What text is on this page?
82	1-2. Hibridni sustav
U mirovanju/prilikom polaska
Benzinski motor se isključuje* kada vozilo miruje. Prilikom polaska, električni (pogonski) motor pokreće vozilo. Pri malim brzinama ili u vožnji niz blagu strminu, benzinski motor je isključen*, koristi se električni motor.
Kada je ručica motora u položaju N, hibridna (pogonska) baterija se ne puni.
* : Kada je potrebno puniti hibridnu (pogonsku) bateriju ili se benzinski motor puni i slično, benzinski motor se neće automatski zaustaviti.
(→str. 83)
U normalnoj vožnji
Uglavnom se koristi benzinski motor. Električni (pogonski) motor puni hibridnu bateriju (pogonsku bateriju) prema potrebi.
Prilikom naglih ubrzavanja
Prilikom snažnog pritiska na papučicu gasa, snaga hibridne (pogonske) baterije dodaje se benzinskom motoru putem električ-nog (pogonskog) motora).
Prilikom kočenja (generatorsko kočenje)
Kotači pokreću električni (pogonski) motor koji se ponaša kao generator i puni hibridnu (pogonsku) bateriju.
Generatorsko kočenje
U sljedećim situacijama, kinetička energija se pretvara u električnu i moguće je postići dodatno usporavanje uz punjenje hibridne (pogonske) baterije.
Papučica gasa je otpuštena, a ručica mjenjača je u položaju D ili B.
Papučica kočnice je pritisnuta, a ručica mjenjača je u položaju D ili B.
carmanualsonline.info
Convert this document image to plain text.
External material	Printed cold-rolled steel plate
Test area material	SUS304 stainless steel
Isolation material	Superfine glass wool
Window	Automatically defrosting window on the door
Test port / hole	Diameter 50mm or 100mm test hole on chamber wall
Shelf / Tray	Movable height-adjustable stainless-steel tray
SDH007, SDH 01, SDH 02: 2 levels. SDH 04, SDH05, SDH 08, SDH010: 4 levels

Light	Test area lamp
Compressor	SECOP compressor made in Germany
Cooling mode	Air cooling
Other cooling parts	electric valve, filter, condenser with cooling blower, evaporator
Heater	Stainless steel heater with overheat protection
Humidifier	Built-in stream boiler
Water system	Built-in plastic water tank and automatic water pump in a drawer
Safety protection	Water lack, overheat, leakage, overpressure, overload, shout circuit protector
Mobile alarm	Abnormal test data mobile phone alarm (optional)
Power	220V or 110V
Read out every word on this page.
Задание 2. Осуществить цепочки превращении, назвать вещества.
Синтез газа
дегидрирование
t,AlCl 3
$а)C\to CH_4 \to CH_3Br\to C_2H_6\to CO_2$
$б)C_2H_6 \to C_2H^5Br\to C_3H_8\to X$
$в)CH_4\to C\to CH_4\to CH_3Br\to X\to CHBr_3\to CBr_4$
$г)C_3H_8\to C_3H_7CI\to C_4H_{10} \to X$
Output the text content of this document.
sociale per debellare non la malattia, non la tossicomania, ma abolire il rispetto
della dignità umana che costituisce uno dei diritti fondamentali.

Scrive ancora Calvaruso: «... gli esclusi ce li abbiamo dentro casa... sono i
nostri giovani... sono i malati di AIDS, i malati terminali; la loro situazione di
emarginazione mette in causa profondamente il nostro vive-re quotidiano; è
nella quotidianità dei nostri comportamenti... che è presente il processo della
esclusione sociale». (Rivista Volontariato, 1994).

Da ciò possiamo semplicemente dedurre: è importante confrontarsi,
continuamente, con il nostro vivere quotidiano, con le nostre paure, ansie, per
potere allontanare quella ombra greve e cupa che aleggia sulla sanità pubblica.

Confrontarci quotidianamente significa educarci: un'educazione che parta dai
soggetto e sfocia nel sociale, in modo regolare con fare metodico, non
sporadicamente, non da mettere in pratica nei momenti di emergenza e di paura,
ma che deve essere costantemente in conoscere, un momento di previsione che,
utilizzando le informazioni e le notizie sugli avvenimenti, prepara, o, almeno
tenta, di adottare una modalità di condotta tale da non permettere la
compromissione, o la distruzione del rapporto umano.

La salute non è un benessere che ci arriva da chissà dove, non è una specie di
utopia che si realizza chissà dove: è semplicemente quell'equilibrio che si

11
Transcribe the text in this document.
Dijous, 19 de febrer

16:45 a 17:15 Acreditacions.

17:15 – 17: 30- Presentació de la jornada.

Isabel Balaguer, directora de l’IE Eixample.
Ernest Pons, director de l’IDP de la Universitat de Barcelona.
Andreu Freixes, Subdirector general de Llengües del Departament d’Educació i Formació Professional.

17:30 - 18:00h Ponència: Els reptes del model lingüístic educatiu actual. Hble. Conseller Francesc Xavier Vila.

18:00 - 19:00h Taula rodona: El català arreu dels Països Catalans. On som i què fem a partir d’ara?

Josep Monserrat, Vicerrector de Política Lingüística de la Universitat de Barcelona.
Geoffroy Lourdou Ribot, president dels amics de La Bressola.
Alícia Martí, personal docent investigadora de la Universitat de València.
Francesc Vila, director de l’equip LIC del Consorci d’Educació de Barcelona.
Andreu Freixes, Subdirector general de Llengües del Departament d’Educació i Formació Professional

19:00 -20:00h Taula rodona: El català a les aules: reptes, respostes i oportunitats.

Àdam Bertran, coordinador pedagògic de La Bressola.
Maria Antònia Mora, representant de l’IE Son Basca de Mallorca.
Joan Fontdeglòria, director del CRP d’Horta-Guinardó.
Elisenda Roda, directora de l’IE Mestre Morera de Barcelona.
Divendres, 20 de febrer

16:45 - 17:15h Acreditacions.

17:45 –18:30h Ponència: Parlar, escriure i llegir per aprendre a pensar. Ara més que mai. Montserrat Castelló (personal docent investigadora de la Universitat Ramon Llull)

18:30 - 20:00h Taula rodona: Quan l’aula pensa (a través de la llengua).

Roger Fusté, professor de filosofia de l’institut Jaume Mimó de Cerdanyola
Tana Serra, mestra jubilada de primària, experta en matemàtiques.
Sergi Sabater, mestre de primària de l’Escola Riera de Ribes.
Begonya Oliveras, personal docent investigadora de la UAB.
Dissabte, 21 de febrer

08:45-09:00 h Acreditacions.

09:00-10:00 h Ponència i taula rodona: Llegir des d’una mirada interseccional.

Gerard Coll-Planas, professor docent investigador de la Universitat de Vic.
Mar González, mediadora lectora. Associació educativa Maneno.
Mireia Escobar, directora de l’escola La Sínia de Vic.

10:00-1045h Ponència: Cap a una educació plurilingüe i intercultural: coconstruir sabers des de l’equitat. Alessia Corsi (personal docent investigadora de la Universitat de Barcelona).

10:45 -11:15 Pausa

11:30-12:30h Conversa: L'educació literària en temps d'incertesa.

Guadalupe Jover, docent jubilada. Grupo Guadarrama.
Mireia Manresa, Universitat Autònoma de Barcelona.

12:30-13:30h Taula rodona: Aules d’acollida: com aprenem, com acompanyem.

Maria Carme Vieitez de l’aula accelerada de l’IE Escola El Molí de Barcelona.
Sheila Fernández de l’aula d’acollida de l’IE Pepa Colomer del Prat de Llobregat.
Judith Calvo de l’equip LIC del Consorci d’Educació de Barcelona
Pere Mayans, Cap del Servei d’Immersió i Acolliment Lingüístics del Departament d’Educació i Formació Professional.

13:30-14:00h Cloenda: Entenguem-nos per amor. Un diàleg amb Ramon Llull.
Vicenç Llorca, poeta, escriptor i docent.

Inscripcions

■ ■ ■

*INSTRUCTION*.
Recopy the whole listing exactly.

*REPLY TO THE EXERCISE*.
What text is on this page?
82	1-2. Hibridni sustav
U mirovanju/prilikom polaska
Benzinski motor se isključuje* kada vozilo miruje. Prilikom polaska, električni (pogonski) motor pokreće vozilo. Pri malim brzinama ili u vožnji niz blagu strminu, benzinski motor je isključen*, koristi se električni motor.
Kada je ručica motora u položaju N, hibridna (pogonska) baterija se ne puni.
* : Kada je potrebno puniti hibridnu (pogonsku) bateriju ili se benzinski motor puni i slično, benzinski motor se neće automatski zaustaviti.
(→str. 83)
U normalnoj vožnji
Uglavnom se koristi benzinski motor. Električni (pogonski) motor puni hibridnu bateriju (pogonsku bateriju) prema potrebi.
Prilikom naglih ubrzavanja
Prilikom snažnog pritiska na papučicu gasa, snaga hibridne (pogonske) baterije dodaje se benzinskom motoru putem električ-nog (pogonskog) motora).
Prilikom kočenja (generatorsko kočenje)
Kotači pokreću električni (pogonski) motor koji se ponaša kao generator i puni hibridnu (pogonsku) bateriju.
Generatorsko kočenje
U sljedećim situacijama, kinetička energija se pretvara u električnu i moguće je postići dodatno usporavanje uz punjenje hibridne (pogonske) baterije.
Papučica gasa je otpuštena, a ručica mjenjača je u položaju D ili B.
Papučica kočnice je pritisnuta, a ručica mjenjača je u položaju D ili B.
carmanualsonline.info
Convert this document image to plain text.
External material	Printed cold-rolled steel plate
Test area material	SUS304 stainless steel
Isolation material	Superfine glass wool
Window	Automatically defrosting window on the door
Test port / hole	Diameter 50mm or 100mm test hole on chamber wall
Shelf / Tray	Movable height-adjustable stainless-steel tray
SDH007, SDH 01, SDH 02: 2 levels. SDH 04, SDH05, SDH 08, SDH010: 4 levels

Light	Test area lamp
Compressor	SECOP compressor made in Germany
Cooling mode	Air cooling
Other cooling parts	electric valve, filter, condenser with cooling blower, evaporator
Heater	Stainless steel heater with overheat protection
Humidifier	Built-in stream boiler
Water system	Built-in plastic water tank and automatic water pump in a drawer
Safety protection	Water lack, overheat, leakage, overpressure, overload, shout circuit protector
Mobile alarm	Abnormal test data mobile phone alarm (optional)
Power	220V or 110V
Read out every word on this page.
Задание 2. Осуществить цепочки превращении, назвать вещества.
Синтез газа
дегидрирование
t,AlCl 3
$а)C\to CH_4 \to CH_3Br\to C_2H_6\to CO_2$
$б)C_2H_6 \to C_2H^5Br\to C_3H_8\to X$
$в)CH_4\to C\to CH_4\to CH_3Br\to X\to CHBr_3\to CBr_4$
$г)C_3H_8\to C_3H_7CI\to C_4H_{10} \to X$
Output the text content of this document.
sociale per debellare non la malattia, non la tossicomania, ma abolire il rispetto
della dignità umana che costituisce uno dei diritti fondamentali.

Scrive ancora Calvaruso: «... gli esclusi ce li abbiamo dentro casa... sono i
nostri giovani... sono i malati di AIDS, i malati terminali; la loro situazione di
emarginazione mette in causa profondamente il nostro vive-re quotidiano; è
nella quotidianità dei nostri comportamenti... che è presente il processo della
esclusione sociale». (Rivista Volontariato, 1994).

Da ciò possiamo semplicemente dedurre: è importante confrontarsi,
continuamente, con il nostro vivere quotidiano, con le nostre paure, ansie, per
potere allontanare quella ombra greve e cupa che aleggia sulla sanità pubblica.

Confrontarci quotidianamente significa educarci: un'educazione che parta dai
soggetto e sfocia nel sociale, in modo regolare con fare metodico, non
sporadicamente, non da mettere in pratica nei momenti di emergenza e di paura,
ma che deve essere costantemente in conoscere, un momento di previsione che,
utilizzando le informazioni e le notizie sugli avvenimenti, prepara, o, almeno
tenta, di adottare una modalità di condotta tale da non permettere la
compromissione, o la distruzione del rapporto umano.

La salute non è un benessere che ci arriva da chissà dove, non è una specie di
utopia che si realizza chissà dove: è semplicemente quell'equilibrio che si

11
Transcribe the text in this document.
Dijous, 19 de febrer

16:45 a 17:15 Acreditacions.

17:15 – 17: 30- Presentació de la jornada.

Isabel Balaguer, directora de l’IE Eixample.
Ernest Pons, director de l’IDP de la Universitat de Barcelona.
Andreu Freixes, Subdirector general de Llengües del Departament d’Educació i Formació Professional.

17:30 - 18:00h Ponència: Els reptes del model lingüístic educatiu actual. Hble. Conseller Francesc Xavier Vila.

18:00 - 19:00h Taula rodona: El català arreu dels Països Catalans. On som i què fem a partir d’ara?

Josep Monserrat, Vicerrector de Política Lingüística de la Universitat de Barcelona.
Geoffroy Lourdou Ribot, president dels amics de La Bressola.
Alícia Martí, personal docent investigadora de la Universitat de València.
Francesc Vila, director de l’equip LIC del Consorci d’Educació de Barcelona.
Andreu Freixes, Subdirector general de Llengües del Departament d’Educació i Formació Professional

19:00 -20:00h Taula rodona: El català a les aules: reptes, respostes i oportunitats.

Àdam Bertran, coordinador pedagògic de La Bressola.
Maria Antònia Mora, representant de l’IE Son Basca de Mallorca.
Joan Fontdeglòria, director del CRP d’Horta-Guinardó.
Elisenda Roda, directora de l’IE Mestre Morera de Barcelona.
Divendres, 20 de febrer

16:45 - 17:15h Acreditacions.

17:45 –18:30h Ponència: Parlar, escriure i llegir per aprendre a pensar. Ara més que mai. Montserrat Castelló (personal docent investigadora de la Universitat Ramon Llull)

18:30 - 20:00h Taula rodona: Quan l’aula pensa (a través de la llengua).

Roger Fusté, professor de filosofia de l’institut Jaume Mimó de Cerdanyola
Tana Serra, mestra jubilada de primària, experta en matemàtiques.
Sergi Sabater, mestre de primària de l’Escola Riera de Ribes.
Begonya Oliveras, personal docent investigadora de la UAB.
Dissabte, 21 de febrer

08:45-09:00 h Acreditacions.

09:00-10:00 h Ponència i taula rodona: Llegir des d’una mirada interseccional.

Gerard Coll-Planas, professor docent investigador de la Universitat de Vic.
Mar González, mediadora lectora. Associació educativa Maneno.
Mireia Escobar, directora de l’escola La Sínia de Vic.

10:00-1045h Ponència: Cap a una educació plurilingüe i intercultural: coconstruir sabers des de l’equitat. Alessia Corsi (personal docent investigadora de la Universitat de Barcelona).

10:45 -11:15 Pausa

11:30-12:30h Conversa: L'educació literària en temps d'incertesa.

Guadalupe Jover, docent jubilada. Grupo Guadarrama.
Mireia Manresa, Universitat Autònoma de Barcelona.

12:30-13:30h Taula rodona: Aules d’acollida: com aprenem, com acompanyem.

Maria Carme Vieitez de l’aula accelerada de l’IE Escola El Molí de Barcelona.
Sheila Fernández de l’aula d’acollida de l’IE Pepa Colomer del Prat de Llobregat.
Judith Calvo de l’equip LIC del Consorci d’Educació de Barcelona
Pere Mayans, Cap del Servei d’Immersió i Acolliment Lingüístics del Departament d’Educació i Formació Professional.

13:30-14:00h Cloenda: Entenguem-nos per amor. Un diàleg amb Ramon Llull.
Vicenç Llorca, poeta, escriptor i docent.

Inscripcions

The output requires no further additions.